> Request
Every line of the material below should be repeated exactly.

> Records for the task
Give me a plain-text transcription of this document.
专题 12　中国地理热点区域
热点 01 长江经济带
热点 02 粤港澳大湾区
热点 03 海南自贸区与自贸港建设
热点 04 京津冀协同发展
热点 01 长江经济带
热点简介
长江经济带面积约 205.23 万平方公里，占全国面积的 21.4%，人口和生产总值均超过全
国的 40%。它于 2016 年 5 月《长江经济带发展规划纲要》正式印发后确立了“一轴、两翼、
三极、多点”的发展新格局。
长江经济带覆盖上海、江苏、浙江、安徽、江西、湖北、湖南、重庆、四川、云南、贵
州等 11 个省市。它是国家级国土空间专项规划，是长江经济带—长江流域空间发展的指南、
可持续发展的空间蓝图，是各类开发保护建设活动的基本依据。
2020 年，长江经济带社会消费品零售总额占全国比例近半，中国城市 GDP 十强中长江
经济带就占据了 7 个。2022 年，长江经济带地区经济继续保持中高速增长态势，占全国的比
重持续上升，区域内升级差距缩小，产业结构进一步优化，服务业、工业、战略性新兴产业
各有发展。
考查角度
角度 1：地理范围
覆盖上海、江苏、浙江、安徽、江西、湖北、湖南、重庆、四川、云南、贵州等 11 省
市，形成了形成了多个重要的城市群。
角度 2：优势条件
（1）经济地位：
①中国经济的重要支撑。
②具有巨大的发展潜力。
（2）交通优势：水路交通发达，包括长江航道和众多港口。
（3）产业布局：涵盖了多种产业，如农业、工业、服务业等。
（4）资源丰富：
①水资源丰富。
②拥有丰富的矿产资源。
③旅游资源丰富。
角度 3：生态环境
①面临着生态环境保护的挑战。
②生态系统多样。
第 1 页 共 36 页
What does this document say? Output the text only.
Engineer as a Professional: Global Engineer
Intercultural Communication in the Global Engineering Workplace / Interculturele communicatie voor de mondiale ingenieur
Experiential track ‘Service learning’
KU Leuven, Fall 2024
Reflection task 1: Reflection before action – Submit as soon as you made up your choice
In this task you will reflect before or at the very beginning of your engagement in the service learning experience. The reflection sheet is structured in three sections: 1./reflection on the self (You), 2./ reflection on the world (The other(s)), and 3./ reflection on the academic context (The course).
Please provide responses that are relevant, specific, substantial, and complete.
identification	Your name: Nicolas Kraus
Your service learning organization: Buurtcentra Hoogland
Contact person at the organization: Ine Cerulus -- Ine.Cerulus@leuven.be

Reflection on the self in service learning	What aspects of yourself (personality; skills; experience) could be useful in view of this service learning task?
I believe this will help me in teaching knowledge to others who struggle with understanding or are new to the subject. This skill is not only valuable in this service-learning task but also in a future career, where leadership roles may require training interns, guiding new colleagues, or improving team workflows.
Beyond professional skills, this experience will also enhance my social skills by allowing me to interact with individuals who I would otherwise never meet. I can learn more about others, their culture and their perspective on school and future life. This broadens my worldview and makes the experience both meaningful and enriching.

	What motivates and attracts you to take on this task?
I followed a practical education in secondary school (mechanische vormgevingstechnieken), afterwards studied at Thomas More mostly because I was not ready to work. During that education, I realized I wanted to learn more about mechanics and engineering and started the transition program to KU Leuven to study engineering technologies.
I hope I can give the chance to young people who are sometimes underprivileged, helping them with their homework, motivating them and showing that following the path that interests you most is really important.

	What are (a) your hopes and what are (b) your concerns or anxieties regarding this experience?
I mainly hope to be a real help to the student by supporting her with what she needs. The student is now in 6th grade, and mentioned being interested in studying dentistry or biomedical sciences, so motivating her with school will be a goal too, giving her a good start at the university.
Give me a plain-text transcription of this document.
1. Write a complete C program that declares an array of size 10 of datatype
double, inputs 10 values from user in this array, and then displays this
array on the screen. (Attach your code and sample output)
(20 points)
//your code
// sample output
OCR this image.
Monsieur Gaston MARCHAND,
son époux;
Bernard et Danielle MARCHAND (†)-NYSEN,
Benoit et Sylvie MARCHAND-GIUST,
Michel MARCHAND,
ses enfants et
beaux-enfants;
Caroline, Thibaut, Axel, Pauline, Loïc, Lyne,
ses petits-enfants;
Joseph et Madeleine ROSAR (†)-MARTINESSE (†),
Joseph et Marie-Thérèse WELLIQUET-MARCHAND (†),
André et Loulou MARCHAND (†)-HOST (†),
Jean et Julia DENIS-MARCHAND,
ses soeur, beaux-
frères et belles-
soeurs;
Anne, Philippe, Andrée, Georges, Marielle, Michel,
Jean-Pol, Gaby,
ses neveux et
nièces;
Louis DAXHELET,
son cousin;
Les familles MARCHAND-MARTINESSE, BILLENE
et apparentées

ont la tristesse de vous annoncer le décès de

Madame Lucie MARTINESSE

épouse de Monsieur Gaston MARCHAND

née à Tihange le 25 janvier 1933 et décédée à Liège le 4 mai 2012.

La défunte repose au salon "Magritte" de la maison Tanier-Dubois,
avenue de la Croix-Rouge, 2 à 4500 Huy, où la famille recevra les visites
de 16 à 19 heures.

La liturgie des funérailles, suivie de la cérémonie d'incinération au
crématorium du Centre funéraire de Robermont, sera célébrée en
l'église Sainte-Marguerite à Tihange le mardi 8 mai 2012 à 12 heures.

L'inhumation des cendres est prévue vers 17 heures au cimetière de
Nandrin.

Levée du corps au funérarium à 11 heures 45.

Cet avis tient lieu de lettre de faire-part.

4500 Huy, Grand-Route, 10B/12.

> Exercise response
Give me a plain-text transcription of this document.
专题 12　中国地理热点区域
热点 01 长江经济带
热点 02 粤港澳大湾区
热点 03 海南自贸区与自贸港建设
热点 04 京津冀协同发展
热点 01 长江经济带
热点简介
长江经济带面积约 205.23 万平方公里，占全国面积的 21.4%，人口和生产总值均超过全
国的 40%。它于 2016 年 5 月《长江经济带发展规划纲要》正式印发后确立了“一轴、两翼、
三极、多点”的发展新格局。
长江经济带覆盖上海、江苏、浙江、安徽、江西、湖北、湖南、重庆、四川、云南、贵
州等 11 个省市。它是国家级国土空间专项规划，是长江经济带—长江流域空间发展的指南、
可持续发展的空间蓝图，是各类开发保护建设活动的基本依据。
2020 年，长江经济带社会消费品零售总额占全国比例近半，中国城市 GDP 十强中长江
经济带就占据了 7 个。2022 年，长江经济带地区经济继续保持中高速增长态势，占全国的比
重持续上升，区域内升级差距缩小，产业结构进一步优化，服务业、工业、战略性新兴产业
各有发展。
考查角度
角度 1：地理范围
覆盖上海、江苏、浙江、安徽、江西、湖北、湖南、重庆、四川、云南、贵州等 11 省
市，形成了形成了多个重要的城市群。
角度 2：优势条件
（1）经济地位：
①中国经济的重要支撑。
②具有巨大的发展潜力。
（2）交通优势：水路交通发达，包括长江航道和众多港口。
（3）产业布局：涵盖了多种产业，如农业、工业、服务业等。
（4）资源丰富：
①水资源丰富。
②拥有丰富的矿产资源。
③旅游资源丰富。
角度 3：生态环境
①面临着生态环境保护的挑战。
②生态系统多样。
第 1 页 共 36 页
What does this document say? Output the text only.
Engineer as a Professional: Global Engineer
Intercultural Communication in the Global Engineering Workplace / Interculturele communicatie voor de mondiale ingenieur
Experiential track ‘Service learning’
KU Leuven, Fall 2024
Reflection task 1: Reflection before action – Submit as soon as you made up your choice
In this task you will reflect before or at the very beginning of your engagement in the service learning experience. The reflection sheet is structured in three sections: 1./reflection on the self (You), 2./ reflection on the world (The other(s)), and 3./ reflection on the academic context (The course).
Please provide responses that are relevant, specific, substantial, and complete.
identification	Your name: Nicolas Kraus
Your service learning organization: Buurtcentra Hoogland
Contact person at the organization: Ine Cerulus -- Ine.Cerulus@leuven.be

Reflection on the self in service learning	What aspects of yourself (personality; skills; experience) could be useful in view of this service learning task?
I believe this will help me in teaching knowledge to others who struggle with understanding or are new to the subject. This skill is not only valuable in this service-learning task but also in a future career, where leadership roles may require training interns, guiding new colleagues, or improving team workflows.
Beyond professional skills, this experience will also enhance my social skills by allowing me to interact with individuals who I would otherwise never meet. I can learn more about others, their culture and their perspective on school and future life. This broadens my worldview and makes the experience both meaningful and enriching.

	What motivates and attracts you to take on this task?
I followed a practical education in secondary school (mechanische vormgevingstechnieken), afterwards studied at Thomas More mostly because I was not ready to work. During that education, I realized I wanted to learn more about mechanics and engineering and started the transition program to KU Leuven to study engineering technologies.
I hope I can give the chance to young people who are sometimes underprivileged, helping them with their homework, motivating them and showing that following the path that interests you most is really important.

	What are (a) your hopes and what are (b) your concerns or anxieties regarding this experience?
I mainly hope to be a real help to the student by supporting her with what she needs. The student is now in 6th grade, and mentioned being interested in studying dentistry or biomedical sciences, so motivating her with school will be a goal too, giving her a good start at the university.
Give me a plain-text transcription of this document.
1. Write a complete C program that declares an array of size 10 of datatype
double, inputs 10 values from user in this array, and then displays this
array on the screen. (Attach your code and sample output)
(20 points)
//your code
// sample output
OCR this image.
Monsieur Gaston MARCHAND,
son époux;
Bernard et Danielle MARCHAND (†)-NYSEN,
Benoit et Sylvie MARCHAND-GIUST,
Michel MARCHAND,
ses enfants et
beaux-enfants;
Caroline, Thibaut, Axel, Pauline, Loïc, Lyne,
ses petits-enfants;
Joseph et Madeleine ROSAR (†)-MARTINESSE (†),
Joseph et Marie-Thérèse WELLIQUET-MARCHAND (†),
André et Loulou MARCHAND (†)-HOST (†),
Jean et Julia DENIS-MARCHAND,
ses soeur, beaux-
frères et belles-
soeurs;
Anne, Philippe, Andrée, Georges, Marielle, Michel,
Jean-Pol, Gaby,
ses neveux et
nièces;
Louis DAXHELET,
son cousin;
Les familles MARCHAND-MARTINESSE, BILLENE
et apparentées

ont la tristesse de vous annoncer le décès de

Madame Lucie MARTINESSE

épouse de Monsieur Gaston MARCHAND

née à Tihange le 25 janvier 1933 et décédée à Liège le 4 mai 2012.

La défunte repose au salon "Magritte" de la maison Tanier-Dubois,
avenue de la Croix-Rouge, 2 à 4500 Huy, où la famille recevra les visites
de 16 à 19 heures.

La liturgie des funérailles, suivie de la cérémonie d'incinération au
crématorium du Centre funéraire de Robermont, sera célébrée en
l'église Sainte-Marguerite à Tihange le mardi 8 mai 2012 à 12 heures.

L'inhumation des cendres est prévue vers 17 heures au cimetière de
Nandrin.

Levée du corps au funérarium à 11 heures 45.

Cet avis tient lieu de lettre de faire-part.

4500 Huy, Grand-Route, 10B/12.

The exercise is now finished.